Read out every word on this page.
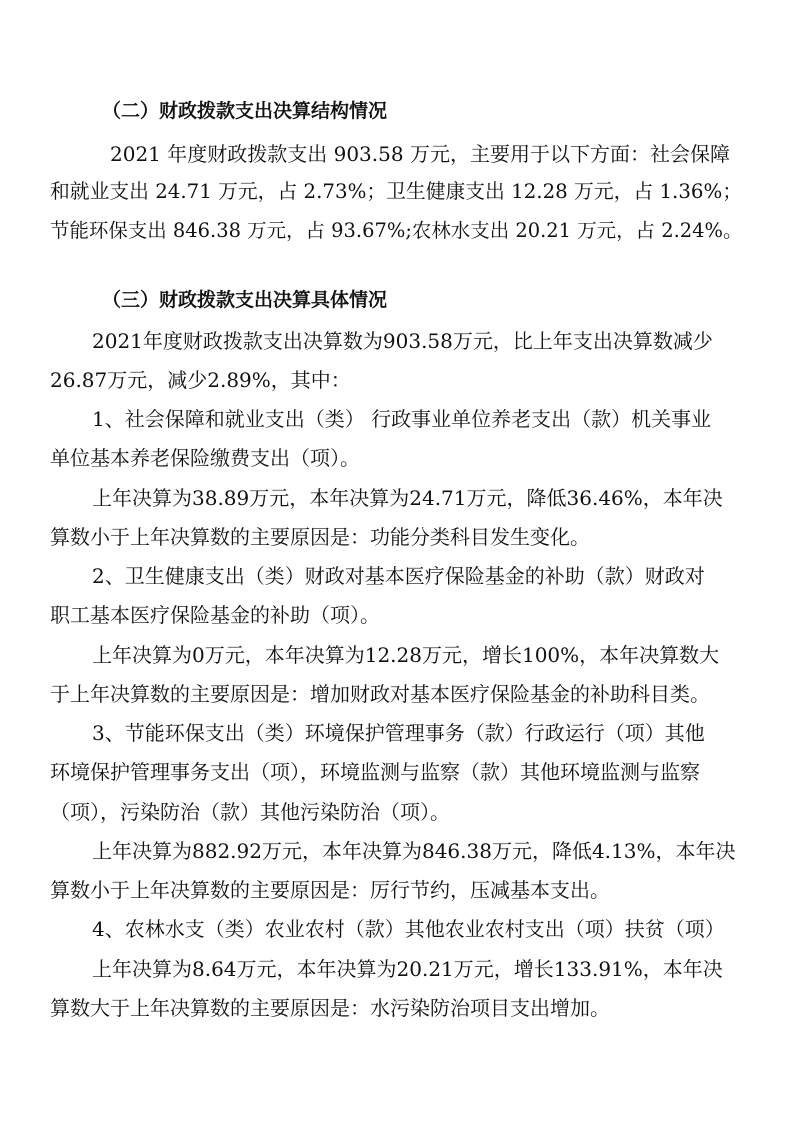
（二）财政拨款支出决算结构情况
2021 年度财政拨款支出 903.58 万元，主要用于以下方面：社会保障
和就业支出 24.71 万元，占 2.73%；卫生健康支出 12.28 万元，占 1.36%；
节能环保支出 846.38 万元，占 93.67%;农林水支出 20.21 万元，占 2.24%。
（三）财政拨款支出决算具体情况
2021年度财政拨款支出决算数为903.58万元，比上年支出决算数减少
26.87万元，减少2.89%，其中：
1、社会保障和就业支出（类） 行政事业单位养老支出（款）机关事业
单位基本养老保险缴费支出（项）。
上年决算为38.89万元，本年决算为24.71万元，降低36.46%，本年决
算数小于上年决算数的主要原因是：功能分类科目发生变化。
2、卫生健康支出（类）财政对基本医疗保险基金的补助（款）财政对
职工基本医疗保险基金的补助（项）。
上年决算为0万元，本年决算为12.28万元，增长100%，本年决算数大
于上年决算数的主要原因是：增加财政对基本医疗保险基金的补助科目类。
3、节能环保支出（类）环境保护管理事务（款）行政运行（项）其他
环境保护管理事务支出（项），环境监测与监察（款）其他环境监测与监察
（项），污染防治（款）其他污染防治（项）。
上年决算为882.92万元，本年决算为846.38万元，降低4.13%，本年决
算数小于上年决算数的主要原因是：厉行节约，压减基本支出。
4、农林水支（类）农业农村（款）其他农业农村支出（项）扶贫（项）
上年决算为8.64万元，本年决算为20.21万元，增长133.91%，本年决
算数大于上年决算数的主要原因是：水污染防治项目支出增加。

** WHAT IS BEING ASKED **
Repeat the material above verbatim. Leave the pictures behind.

** RESULT FOR THIS TASK **
Read out every word on this page.
（二）财政拨款支出决算结构情况
2021 年度财政拨款支出 903.58 万元，主要用于以下方面：社会保障
和就业支出 24.71 万元，占 2.73%；卫生健康支出 12.28 万元，占 1.36%；
节能环保支出 846.38 万元，占 93.67%;农林水支出 20.21 万元，占 2.24%。
（三）财政拨款支出决算具体情况
2021年度财政拨款支出决算数为903.58万元，比上年支出决算数减少
26.87万元，减少2.89%，其中：
1、社会保障和就业支出（类） 行政事业单位养老支出（款）机关事业
单位基本养老保险缴费支出（项）。
上年决算为38.89万元，本年决算为24.71万元，降低36.46%，本年决
算数小于上年决算数的主要原因是：功能分类科目发生变化。
2、卫生健康支出（类）财政对基本医疗保险基金的补助（款）财政对
职工基本医疗保险基金的补助（项）。
上年决算为0万元，本年决算为12.28万元，增长100%，本年决算数大
于上年决算数的主要原因是：增加财政对基本医疗保险基金的补助科目类。
3、节能环保支出（类）环境保护管理事务（款）行政运行（项）其他
环境保护管理事务支出（项），环境监测与监察（款）其他环境监测与监察
（项），污染防治（款）其他污染防治（项）。
上年决算为882.92万元，本年决算为846.38万元，降低4.13%，本年决
算数小于上年决算数的主要原因是：厉行节约，压减基本支出。
4、农林水支（类）农业农村（款）其他农业农村支出（项）扶贫（项）
上年决算为8.64万元，本年决算为20.21万元，增长133.91%，本年决
算数大于上年决算数的主要原因是：水污染防治项目支出增加。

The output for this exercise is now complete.